TASKS TO PERFORM:
(1) In the East Village property ownership table, how many properties were owned by LLCs in 2014?
(2) Rewrite the rows starting at the line containing "Patent image size: (842, 498)." and ending at the line containing "The spring 105 is at (447, 299).", replacing "diagrammatic" with "schematic" and leaving everything else unchanged.

DOCUMENT TEXT:
###
Most people in NYC rents (about two-thirds of the population), but I wanted to find out how many people owned housing property in NYC. Who owned how much? I suspected there was just a small number of people owning multiple properties, but I wanted to back that suspicion up with numbers. However, when looking through data that I got from the NYC Department of City Planning focused on the East Village neighborhood, where I live, this is what I found:
2002 | 2014 | % change | |
---|---|---|---|
LLC | 1327 | 1699 | 28% |
Name | 662 | 364 | -45% |
Co-op | 274 | 271 | -1% |
Condo | 87 | 163 | 87% |
Government | 65 | 33 | -49% |
NYU | 30 | 22 | -27% |
Other | 43 | 65 | 51% |
Total | 2488 | 2617 | 5% |
It was hard to find the actual owner’s names, and so hard to find who owned what. A lot of landlords register their ownership behind limited liability companies (LLCs).
You can also see the how property owners had expanded the use of LLCs when registering their properties within the last decade or so. To establish what property was owned by an LLC, which one by a regular person, and which by some other entity like NYU, I went through the owner’s name and used my own judgement and some help from the Building Class Codes. (Here is the raw data. If you want to look through it and find errors in my analysis. Don’t hesitate to add a comment on the document!).
###
MATERIAL SUPPLIED:
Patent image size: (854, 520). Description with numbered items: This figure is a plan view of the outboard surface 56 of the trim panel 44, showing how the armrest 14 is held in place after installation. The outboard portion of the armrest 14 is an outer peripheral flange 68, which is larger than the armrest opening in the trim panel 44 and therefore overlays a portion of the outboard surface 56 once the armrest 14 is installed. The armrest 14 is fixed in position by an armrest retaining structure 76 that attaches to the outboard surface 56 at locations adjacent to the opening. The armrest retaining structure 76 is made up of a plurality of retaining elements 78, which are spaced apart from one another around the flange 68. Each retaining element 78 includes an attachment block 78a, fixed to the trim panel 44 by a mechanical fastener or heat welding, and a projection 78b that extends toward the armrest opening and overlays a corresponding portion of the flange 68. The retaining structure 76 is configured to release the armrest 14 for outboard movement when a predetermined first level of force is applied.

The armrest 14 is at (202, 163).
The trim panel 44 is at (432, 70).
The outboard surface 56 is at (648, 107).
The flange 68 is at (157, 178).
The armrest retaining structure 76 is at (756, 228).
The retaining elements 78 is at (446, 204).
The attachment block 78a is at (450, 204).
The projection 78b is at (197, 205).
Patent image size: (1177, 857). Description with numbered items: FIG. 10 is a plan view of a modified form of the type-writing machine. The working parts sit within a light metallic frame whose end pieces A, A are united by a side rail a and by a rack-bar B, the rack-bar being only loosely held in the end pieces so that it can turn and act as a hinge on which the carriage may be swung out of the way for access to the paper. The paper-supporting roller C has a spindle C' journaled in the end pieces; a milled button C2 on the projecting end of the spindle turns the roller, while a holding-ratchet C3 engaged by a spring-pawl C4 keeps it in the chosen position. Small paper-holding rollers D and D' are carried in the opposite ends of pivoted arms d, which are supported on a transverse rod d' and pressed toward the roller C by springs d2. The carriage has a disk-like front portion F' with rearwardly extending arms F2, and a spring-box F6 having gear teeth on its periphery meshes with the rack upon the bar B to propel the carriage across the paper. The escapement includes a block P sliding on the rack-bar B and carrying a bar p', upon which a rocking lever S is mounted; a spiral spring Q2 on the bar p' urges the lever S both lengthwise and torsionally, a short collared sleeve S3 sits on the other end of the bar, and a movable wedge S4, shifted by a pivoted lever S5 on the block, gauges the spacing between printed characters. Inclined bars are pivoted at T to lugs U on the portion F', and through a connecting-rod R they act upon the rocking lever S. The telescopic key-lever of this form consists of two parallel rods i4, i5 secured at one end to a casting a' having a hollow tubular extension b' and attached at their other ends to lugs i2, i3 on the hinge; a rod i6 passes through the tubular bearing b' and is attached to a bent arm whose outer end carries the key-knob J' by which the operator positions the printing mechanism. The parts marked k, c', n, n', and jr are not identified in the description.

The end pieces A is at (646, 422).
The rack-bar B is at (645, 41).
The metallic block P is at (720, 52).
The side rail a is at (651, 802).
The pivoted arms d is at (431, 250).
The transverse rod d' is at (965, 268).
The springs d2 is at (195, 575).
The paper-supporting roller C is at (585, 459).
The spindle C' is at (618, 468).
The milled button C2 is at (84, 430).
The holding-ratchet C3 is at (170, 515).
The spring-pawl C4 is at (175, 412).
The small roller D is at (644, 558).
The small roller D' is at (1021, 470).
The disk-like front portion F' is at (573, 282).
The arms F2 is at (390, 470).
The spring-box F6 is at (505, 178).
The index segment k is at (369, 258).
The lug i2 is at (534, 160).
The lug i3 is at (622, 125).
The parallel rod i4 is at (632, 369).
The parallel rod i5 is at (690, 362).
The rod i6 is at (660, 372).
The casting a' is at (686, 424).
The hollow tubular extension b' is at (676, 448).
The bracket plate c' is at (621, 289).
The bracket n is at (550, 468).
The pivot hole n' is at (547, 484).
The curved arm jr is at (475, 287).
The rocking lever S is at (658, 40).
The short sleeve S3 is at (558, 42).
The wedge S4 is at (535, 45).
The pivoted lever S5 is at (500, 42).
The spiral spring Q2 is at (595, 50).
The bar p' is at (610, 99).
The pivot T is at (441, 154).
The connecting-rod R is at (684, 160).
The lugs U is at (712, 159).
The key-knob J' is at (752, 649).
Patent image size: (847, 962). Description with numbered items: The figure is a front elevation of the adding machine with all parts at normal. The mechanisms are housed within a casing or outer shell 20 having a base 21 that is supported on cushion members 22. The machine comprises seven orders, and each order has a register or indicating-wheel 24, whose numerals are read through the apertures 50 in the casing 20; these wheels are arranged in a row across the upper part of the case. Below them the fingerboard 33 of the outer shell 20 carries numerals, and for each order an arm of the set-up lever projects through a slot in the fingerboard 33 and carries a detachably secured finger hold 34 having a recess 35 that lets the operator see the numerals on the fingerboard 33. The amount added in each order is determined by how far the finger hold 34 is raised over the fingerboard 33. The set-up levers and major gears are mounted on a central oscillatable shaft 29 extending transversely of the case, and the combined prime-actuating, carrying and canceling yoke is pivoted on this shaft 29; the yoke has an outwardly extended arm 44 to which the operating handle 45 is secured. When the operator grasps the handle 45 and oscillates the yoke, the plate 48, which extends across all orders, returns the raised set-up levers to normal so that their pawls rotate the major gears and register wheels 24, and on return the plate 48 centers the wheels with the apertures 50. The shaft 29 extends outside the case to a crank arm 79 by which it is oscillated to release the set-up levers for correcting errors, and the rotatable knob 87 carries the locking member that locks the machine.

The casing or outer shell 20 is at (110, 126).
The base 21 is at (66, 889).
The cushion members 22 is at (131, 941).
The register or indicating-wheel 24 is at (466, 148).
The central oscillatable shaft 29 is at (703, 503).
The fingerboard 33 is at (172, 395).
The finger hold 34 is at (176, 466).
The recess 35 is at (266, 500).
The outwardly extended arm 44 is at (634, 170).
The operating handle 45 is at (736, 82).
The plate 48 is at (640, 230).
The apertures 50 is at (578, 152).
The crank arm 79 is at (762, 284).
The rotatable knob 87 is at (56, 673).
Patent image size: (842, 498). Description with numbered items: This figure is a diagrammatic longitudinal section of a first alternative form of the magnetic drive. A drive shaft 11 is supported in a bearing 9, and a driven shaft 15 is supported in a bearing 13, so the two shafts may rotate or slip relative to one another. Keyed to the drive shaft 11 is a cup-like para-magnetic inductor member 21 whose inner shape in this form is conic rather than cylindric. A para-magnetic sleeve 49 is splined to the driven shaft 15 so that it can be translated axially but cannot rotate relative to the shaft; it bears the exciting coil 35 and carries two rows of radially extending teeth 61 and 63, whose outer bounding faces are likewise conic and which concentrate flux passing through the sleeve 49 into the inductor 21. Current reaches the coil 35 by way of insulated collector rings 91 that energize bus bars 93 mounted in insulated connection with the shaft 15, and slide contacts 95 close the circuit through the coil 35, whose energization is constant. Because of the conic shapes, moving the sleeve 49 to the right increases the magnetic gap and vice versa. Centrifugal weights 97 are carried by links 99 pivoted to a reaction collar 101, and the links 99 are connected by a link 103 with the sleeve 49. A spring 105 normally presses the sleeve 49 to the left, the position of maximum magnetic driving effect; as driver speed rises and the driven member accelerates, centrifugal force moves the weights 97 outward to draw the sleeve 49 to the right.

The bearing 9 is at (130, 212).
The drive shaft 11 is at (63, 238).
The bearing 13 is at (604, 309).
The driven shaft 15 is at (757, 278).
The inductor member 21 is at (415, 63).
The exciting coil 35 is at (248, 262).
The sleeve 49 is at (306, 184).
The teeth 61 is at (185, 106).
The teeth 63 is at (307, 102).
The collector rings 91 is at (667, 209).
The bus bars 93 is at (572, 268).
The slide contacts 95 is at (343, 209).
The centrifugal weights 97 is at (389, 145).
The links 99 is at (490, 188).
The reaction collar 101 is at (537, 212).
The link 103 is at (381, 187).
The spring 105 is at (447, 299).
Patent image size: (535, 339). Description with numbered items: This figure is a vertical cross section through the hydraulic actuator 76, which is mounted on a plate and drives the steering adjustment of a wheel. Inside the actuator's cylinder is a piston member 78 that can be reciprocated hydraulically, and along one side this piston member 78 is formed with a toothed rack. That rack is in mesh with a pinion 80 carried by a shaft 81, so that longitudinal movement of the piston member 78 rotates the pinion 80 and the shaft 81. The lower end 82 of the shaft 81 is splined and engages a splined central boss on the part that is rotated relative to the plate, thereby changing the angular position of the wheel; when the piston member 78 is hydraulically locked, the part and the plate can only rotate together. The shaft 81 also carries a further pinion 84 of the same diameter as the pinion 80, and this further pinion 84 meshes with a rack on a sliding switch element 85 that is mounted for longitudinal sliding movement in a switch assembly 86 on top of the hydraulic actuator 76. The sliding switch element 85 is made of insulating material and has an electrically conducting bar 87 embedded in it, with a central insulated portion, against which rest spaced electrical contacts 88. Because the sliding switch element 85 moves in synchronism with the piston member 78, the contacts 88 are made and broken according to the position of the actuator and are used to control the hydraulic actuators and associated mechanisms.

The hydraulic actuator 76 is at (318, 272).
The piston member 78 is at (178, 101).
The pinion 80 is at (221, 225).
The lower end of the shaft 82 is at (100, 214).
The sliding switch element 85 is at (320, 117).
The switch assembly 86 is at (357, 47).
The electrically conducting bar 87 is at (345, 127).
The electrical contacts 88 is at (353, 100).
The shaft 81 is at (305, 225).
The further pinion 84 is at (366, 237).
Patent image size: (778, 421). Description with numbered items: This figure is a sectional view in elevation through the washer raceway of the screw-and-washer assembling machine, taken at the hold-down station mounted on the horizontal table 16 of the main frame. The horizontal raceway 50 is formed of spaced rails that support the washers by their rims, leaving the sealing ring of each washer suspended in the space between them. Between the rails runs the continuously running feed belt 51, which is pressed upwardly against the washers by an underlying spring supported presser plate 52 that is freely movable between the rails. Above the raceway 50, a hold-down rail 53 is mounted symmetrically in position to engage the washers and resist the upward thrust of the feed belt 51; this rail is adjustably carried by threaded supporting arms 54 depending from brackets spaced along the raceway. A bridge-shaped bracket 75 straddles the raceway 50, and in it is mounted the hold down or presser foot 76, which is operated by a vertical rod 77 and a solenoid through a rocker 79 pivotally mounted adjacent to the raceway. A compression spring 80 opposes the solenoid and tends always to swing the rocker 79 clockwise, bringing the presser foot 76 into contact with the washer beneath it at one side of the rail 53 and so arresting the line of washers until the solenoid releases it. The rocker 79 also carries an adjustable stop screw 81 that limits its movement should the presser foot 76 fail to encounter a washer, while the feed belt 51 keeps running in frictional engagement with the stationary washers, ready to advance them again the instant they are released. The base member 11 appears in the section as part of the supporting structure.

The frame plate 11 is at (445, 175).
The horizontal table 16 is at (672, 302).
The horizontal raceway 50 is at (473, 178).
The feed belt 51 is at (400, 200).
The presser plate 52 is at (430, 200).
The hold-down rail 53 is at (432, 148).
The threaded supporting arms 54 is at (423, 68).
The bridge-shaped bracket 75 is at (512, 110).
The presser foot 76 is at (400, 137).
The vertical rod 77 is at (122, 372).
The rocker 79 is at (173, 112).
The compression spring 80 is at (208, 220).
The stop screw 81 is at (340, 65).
###
FULL SOLUTIONS:
(1) 1699

(2)
Patent image size: (842, 498). Description with numbered items: This figure is a schematic longitudinal section of a first alternative form of the magnetic drive. A drive shaft 11 is supported in a bearing 9, and a driven shaft 15 is supported in a bearing 13, so the two shafts may rotate or slip relative to one another. Keyed to the drive shaft 11 is a cup-like para-magnetic inductor member 21 whose inner shape in this form is conic rather than cylindric. A para-magnetic sleeve 49 is splined to the driven shaft 15 so that it can be translated axially but cannot rotate relative to the shaft; it bears the exciting coil 35 and carries two rows of radially extending teeth 61 and 63, whose outer bounding faces are likewise conic and which concentrate flux passing through the sleeve 49 into the inductor 21. Current reaches the coil 35 by way of insulated collector rings 91 that energize bus bars 93 mounted in insulated connection with the shaft 15, and slide contacts 95 close the circuit through the coil 35, whose energization is constant. Because of the conic shapes, moving the sleeve 49 to the right increases the magnetic gap and vice versa. Centrifugal weights 97 are carried by links 99 pivoted to a reaction collar 101, and the links 99 are connected by a link 103 with the sleeve 49. A spring 105 normally presses the sleeve 49 to the left, the position of maximum magnetic driving effect; as driver speed rises and the driven member accelerates, centrifugal force moves the weights 97 outward to draw the sleeve 49 to the right.

The bearing 9 is at (130, 212).
The drive shaft 11 is at (63, 238).
The bearing 13 is at (604, 309).
The driven shaft 15 is at (757, 278).
The inductor member 21 is at (415, 63).
The exciting coil 35 is at (248, 262).
The sleeve 49 is at (306, 184).
The teeth 61 is at (185, 106).
The teeth 63 is at (307, 102).
The collector rings 91 is at (667, 209).
The bus bars 93 is at (572, 268).
The slide contacts 95 is at (343, 209).
The centrifugal weights 97 is at (389, 145).
The links 99 is at (490, 188).
The reaction collar 101 is at (537, 212).
The link 103 is at (381, 187).
The spring 105 is at (447, 299).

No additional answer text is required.